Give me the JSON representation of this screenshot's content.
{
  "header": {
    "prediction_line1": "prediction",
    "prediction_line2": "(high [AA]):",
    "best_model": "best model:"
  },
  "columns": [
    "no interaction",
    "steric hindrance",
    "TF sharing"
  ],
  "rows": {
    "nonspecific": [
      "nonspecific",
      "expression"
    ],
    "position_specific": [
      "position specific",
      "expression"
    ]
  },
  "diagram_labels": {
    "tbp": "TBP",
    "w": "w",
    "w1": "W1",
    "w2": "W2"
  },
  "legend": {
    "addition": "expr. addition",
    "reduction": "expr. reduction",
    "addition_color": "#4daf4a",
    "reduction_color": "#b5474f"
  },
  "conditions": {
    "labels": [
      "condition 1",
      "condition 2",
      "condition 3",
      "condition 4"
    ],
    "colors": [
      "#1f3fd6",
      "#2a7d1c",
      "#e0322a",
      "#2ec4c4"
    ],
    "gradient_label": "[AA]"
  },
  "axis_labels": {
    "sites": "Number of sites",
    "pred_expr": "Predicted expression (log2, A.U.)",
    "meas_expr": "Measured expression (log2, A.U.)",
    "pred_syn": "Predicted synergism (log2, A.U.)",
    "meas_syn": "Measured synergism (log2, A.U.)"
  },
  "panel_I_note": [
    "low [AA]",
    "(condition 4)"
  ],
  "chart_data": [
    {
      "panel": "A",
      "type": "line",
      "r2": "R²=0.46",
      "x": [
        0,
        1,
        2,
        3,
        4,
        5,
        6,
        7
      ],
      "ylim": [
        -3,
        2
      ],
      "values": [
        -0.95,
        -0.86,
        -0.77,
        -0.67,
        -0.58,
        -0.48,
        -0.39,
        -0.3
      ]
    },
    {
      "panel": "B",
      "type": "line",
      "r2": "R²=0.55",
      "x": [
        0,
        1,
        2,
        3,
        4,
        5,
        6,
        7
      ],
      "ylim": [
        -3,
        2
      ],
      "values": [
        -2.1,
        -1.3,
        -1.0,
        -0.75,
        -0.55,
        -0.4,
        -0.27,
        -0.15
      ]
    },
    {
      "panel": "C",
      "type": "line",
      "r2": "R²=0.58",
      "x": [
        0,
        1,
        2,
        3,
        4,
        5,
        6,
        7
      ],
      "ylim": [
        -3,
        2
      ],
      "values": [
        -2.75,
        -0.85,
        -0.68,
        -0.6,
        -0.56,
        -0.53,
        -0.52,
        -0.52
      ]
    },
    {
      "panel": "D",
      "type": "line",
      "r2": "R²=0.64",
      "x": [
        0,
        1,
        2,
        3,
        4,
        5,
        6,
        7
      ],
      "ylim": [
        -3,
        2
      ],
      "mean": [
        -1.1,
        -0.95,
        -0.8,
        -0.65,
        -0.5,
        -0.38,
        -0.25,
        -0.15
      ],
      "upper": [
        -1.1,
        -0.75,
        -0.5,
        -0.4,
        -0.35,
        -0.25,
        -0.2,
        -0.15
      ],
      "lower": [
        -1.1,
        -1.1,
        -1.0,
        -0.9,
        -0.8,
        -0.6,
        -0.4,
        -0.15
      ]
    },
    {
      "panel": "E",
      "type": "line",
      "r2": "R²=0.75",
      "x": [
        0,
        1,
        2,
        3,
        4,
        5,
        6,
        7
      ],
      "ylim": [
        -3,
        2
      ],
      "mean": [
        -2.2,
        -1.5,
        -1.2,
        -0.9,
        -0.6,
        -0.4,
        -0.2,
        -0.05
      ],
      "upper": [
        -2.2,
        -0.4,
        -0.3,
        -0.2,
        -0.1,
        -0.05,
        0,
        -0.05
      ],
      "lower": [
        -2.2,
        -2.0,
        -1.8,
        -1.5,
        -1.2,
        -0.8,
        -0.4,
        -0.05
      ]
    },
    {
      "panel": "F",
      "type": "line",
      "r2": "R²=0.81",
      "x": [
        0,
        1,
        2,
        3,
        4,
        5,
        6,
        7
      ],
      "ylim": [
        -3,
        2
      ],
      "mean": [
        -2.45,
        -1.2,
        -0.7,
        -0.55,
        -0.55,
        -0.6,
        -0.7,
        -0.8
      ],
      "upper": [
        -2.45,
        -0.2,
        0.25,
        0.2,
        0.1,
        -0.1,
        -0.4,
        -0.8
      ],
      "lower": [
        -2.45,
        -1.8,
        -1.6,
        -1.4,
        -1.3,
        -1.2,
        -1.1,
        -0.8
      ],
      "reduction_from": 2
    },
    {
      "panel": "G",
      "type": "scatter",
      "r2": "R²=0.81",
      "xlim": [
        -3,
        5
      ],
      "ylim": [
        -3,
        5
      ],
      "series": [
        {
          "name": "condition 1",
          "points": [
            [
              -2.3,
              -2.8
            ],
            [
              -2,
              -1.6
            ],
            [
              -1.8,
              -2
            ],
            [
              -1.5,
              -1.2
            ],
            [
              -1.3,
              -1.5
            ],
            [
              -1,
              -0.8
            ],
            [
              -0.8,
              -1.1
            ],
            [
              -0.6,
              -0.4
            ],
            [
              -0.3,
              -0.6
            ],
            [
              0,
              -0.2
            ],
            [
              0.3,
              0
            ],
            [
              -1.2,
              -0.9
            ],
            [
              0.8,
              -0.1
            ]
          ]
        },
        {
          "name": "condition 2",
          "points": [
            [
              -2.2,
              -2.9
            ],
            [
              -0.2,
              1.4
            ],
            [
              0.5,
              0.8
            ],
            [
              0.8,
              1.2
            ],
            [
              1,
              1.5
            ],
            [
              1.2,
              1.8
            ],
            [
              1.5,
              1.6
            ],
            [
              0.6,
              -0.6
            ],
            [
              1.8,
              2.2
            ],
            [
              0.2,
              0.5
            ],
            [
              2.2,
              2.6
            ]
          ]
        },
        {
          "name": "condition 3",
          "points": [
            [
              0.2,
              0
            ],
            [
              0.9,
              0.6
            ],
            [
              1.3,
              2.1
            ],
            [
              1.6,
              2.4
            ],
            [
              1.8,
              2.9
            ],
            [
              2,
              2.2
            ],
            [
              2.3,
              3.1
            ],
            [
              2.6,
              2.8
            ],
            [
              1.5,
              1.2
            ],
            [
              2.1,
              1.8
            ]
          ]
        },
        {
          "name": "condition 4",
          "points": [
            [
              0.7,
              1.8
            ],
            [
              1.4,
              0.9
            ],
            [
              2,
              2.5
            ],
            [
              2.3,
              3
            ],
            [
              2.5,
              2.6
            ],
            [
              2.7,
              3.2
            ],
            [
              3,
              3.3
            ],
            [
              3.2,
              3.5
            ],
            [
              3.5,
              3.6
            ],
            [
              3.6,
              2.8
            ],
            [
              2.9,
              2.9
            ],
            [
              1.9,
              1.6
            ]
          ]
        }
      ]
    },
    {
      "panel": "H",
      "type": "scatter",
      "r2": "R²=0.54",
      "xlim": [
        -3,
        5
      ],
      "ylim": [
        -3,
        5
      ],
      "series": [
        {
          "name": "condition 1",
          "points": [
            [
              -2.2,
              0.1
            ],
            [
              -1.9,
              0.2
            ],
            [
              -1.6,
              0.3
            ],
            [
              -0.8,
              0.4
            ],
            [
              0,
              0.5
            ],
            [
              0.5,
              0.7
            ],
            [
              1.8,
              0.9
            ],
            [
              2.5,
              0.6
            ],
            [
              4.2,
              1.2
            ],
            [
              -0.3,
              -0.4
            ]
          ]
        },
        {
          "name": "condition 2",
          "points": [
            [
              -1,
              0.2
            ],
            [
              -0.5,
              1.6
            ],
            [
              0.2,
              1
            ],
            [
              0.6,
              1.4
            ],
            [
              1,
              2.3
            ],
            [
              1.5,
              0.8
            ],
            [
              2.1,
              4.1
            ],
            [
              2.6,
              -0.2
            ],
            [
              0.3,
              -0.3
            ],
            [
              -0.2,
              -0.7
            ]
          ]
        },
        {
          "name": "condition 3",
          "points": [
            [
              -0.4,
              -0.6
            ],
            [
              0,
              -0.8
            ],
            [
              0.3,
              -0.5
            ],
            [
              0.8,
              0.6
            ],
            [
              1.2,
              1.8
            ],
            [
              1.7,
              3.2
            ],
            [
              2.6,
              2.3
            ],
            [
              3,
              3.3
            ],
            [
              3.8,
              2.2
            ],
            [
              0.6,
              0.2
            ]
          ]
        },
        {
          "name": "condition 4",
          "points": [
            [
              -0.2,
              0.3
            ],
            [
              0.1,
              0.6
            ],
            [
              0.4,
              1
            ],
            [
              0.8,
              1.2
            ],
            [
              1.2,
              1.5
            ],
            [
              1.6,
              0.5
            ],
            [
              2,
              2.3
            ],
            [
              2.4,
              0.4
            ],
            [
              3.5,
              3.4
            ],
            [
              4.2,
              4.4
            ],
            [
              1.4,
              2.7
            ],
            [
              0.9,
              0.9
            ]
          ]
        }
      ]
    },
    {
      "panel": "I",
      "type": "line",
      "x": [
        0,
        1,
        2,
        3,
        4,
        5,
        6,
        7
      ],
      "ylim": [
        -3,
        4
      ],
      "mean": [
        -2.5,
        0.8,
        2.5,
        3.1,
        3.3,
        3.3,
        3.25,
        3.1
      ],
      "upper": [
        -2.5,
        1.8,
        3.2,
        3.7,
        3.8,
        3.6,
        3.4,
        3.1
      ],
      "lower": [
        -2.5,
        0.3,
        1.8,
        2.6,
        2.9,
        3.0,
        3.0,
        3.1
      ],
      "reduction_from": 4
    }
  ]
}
--------
▶ **Task details**: Take every line containing the word "Predicted" and copy it.

▶ **Complete output**:
    "pred_expr": "Predicted expression (log2, A.U.)",
    "pred_syn": "Predicted synergism (log2, A.U.)",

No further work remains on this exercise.